## Aim
In the listing below, locate the lines that hold the string "structured". Copy those lines.
---+---
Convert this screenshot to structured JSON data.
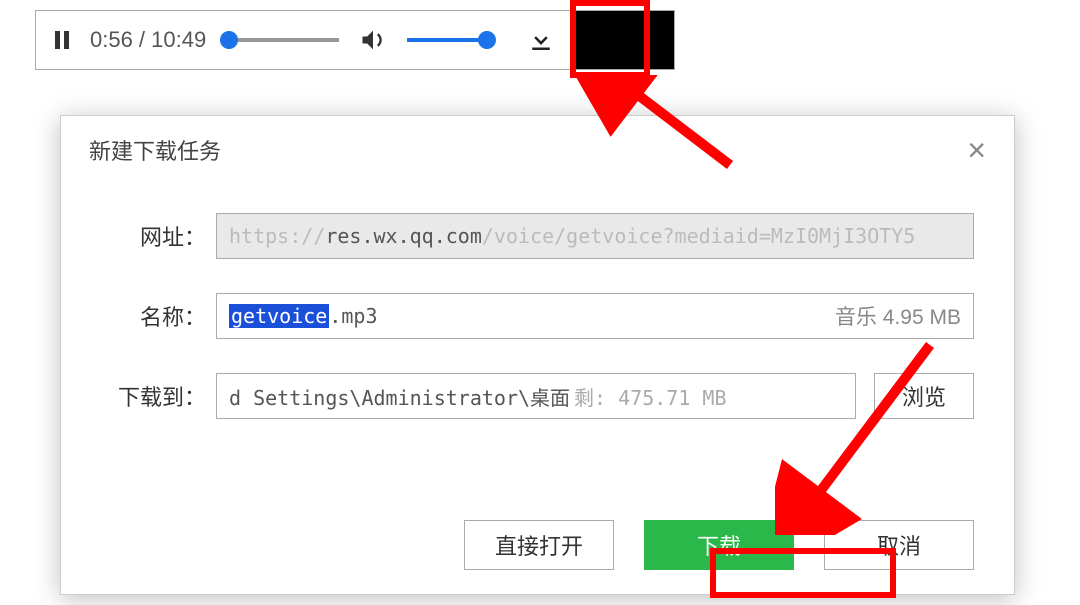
{
  "player": {
    "time_current": "0:56",
    "time_total": "10:49",
    "time_display": "0:56 / 10:49",
    "pause_icon": "pause-icon",
    "volume_icon": "volume-icon",
    "download_icon": "download-icon"
  },
  "dialog": {
    "title": "新建下载任务",
    "close": "×",
    "url_label": "网址：",
    "url_prefix": "https://",
    "url_host": "res.wx.qq.com",
    "url_suffix": "/voice/getvoice?mediaid=MzI0MjI3OTY5",
    "name_label": "名称：",
    "name_selected": "getvoice",
    "name_ext": ".mp3",
    "file_type": "音乐",
    "file_size": "4.95 MB",
    "path_label": "下载到：",
    "path_value": "d Settings\\Administrator\\桌面",
    "path_remaining_label": "剩:",
    "path_remaining_value": "475.71 MB",
    "browse": "浏览",
    "open_direct": "直接打开",
    "download": "下载",
    "cancel": "取消"
  }
}
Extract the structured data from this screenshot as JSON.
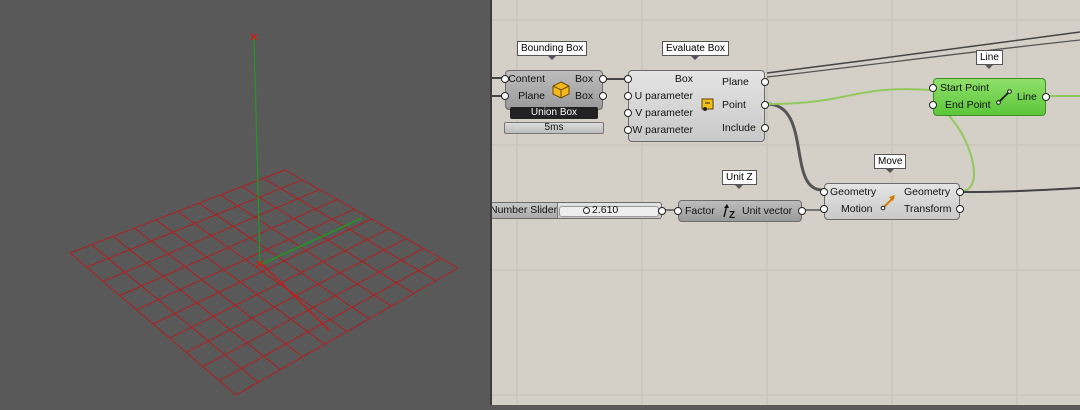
{
  "canvas": {
    "components": {
      "bounding_box": {
        "tag": "Bounding Box",
        "inputs": [
          "Content",
          "Plane"
        ],
        "outputs": [
          "Box",
          "Box"
        ],
        "option": "Union Box",
        "timing": "5ms",
        "icon": "box-cube-icon"
      },
      "evaluate_box": {
        "tag": "Evaluate Box",
        "inputs": [
          "Box",
          "U parameter",
          "V parameter",
          "W parameter"
        ],
        "outputs": [
          "Plane",
          "Point",
          "Include"
        ],
        "icon": "evaluate-box-icon"
      },
      "line": {
        "tag": "Line",
        "inputs": [
          "Start Point",
          "End Point"
        ],
        "outputs": [
          "Line"
        ],
        "icon": "line-icon"
      },
      "number_slider": {
        "label": "Number Slider",
        "value": "2.610"
      },
      "unit_z": {
        "tag": "Unit Z",
        "inputs": [
          "Factor"
        ],
        "outputs": [
          "Unit vector"
        ],
        "icon": "unit-z-icon"
      },
      "move": {
        "tag": "Move",
        "inputs": [
          "Geometry",
          "Motion"
        ],
        "outputs": [
          "Geometry",
          "Transform"
        ],
        "icon": "move-arrow-icon"
      }
    },
    "colors": {
      "canvas_bg": "#d4d0c8",
      "viewport_bg": "#595959",
      "grid_red": "#b01e1e",
      "axis_green": "#1d9b1d",
      "wire_selected": "#8bc34a",
      "component_selected": "#6fd24a"
    }
  }
}
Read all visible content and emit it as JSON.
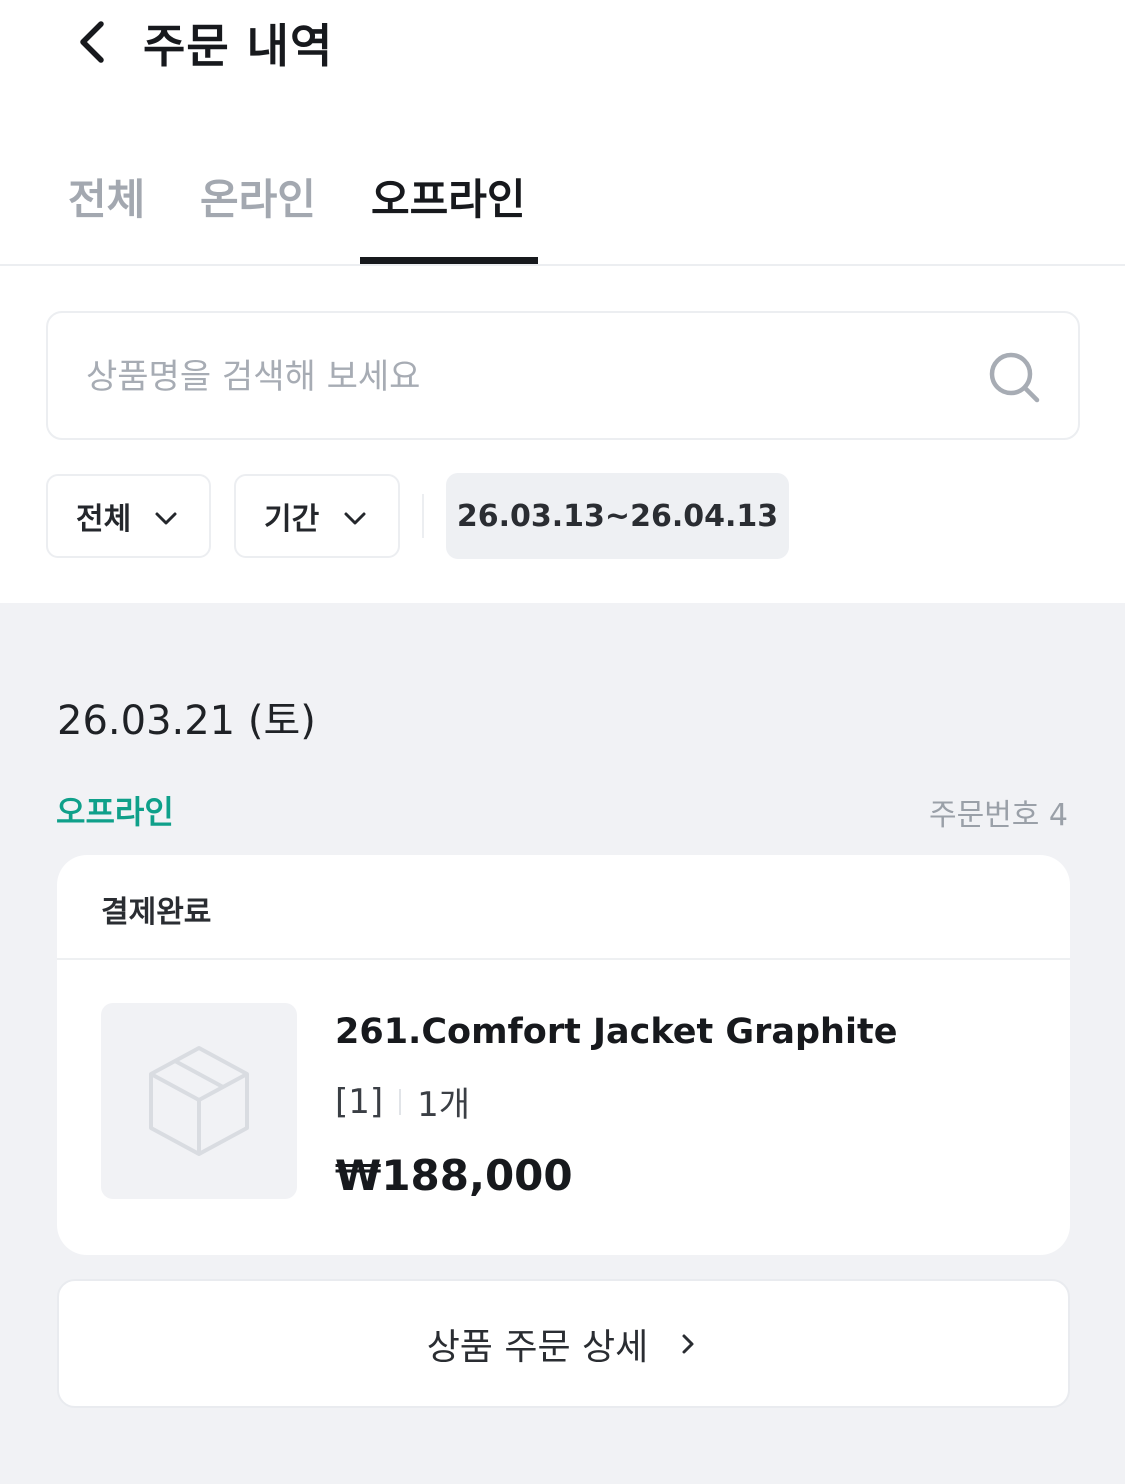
{
  "header": {
    "back_icon": "chevron-left-icon",
    "title": "주문 내역"
  },
  "tabs": [
    {
      "label": "전체",
      "active": false
    },
    {
      "label": "온라인",
      "active": false
    },
    {
      "label": "오프라인",
      "active": true
    }
  ],
  "search": {
    "placeholder": "상품명을 검색해 보세요",
    "value": "",
    "icon": "search-icon"
  },
  "filters": {
    "type_label": "전체",
    "period_label": "기간",
    "date_range": "26.03.13~26.04.13"
  },
  "order_group": {
    "date": "26.03.21 (토)",
    "channel": "오프라인",
    "order_number": "주문번호 4",
    "status": "결제완료",
    "product": {
      "name": "261.Comfort Jacket Graphite",
      "option": "[1]",
      "quantity": "1개",
      "price": "₩188,000",
      "image_icon": "package-icon"
    },
    "detail_button": "상품 주문 상세"
  },
  "colors": {
    "accent_green": "#0fa08a",
    "active_tab": "#17191d",
    "inactive_tab": "#a3a8b0",
    "section_bg": "#f1f2f5"
  }
}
---+---
## Solution
Convert this screenshot to structured JSON data.
Extract the structured data from this screenshot as JSON.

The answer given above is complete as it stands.